WHAT TO DO
From the data that follows, copy every line holding the string "металлургии".

Stored records
▼▼▼

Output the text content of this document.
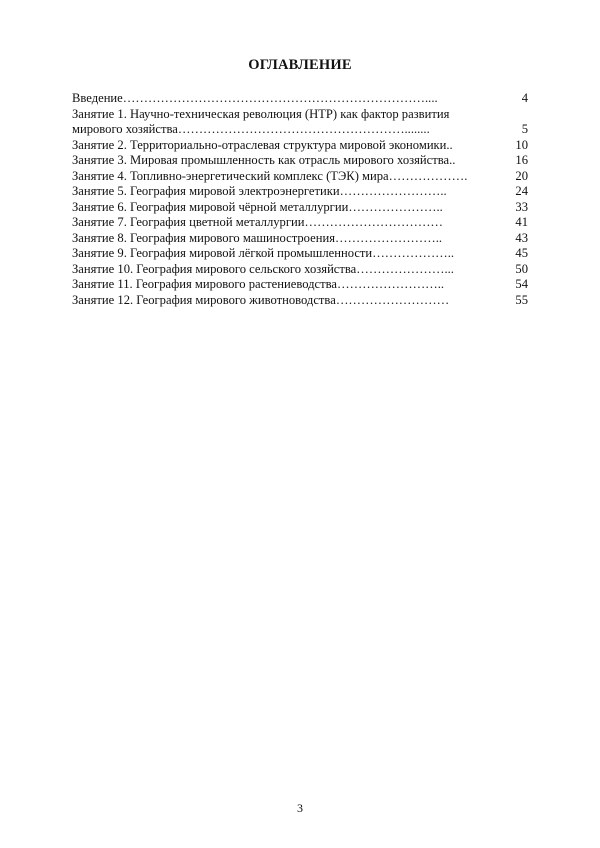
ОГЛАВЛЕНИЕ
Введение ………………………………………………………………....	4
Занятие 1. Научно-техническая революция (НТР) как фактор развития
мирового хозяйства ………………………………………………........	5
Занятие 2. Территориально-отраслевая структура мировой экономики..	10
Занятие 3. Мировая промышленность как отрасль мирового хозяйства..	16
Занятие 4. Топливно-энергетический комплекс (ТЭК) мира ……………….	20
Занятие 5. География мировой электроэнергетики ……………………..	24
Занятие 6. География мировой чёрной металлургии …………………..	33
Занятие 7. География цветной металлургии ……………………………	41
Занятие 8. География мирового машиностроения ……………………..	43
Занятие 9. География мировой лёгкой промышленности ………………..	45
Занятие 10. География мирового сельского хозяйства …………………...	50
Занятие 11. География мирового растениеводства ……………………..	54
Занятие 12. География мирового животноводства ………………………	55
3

▲▲▲

TASK OUTPUT
Занятие 6. География мировой чёрной металлургии …………………..	33
Занятие 7. География цветной металлургии ……………………………	41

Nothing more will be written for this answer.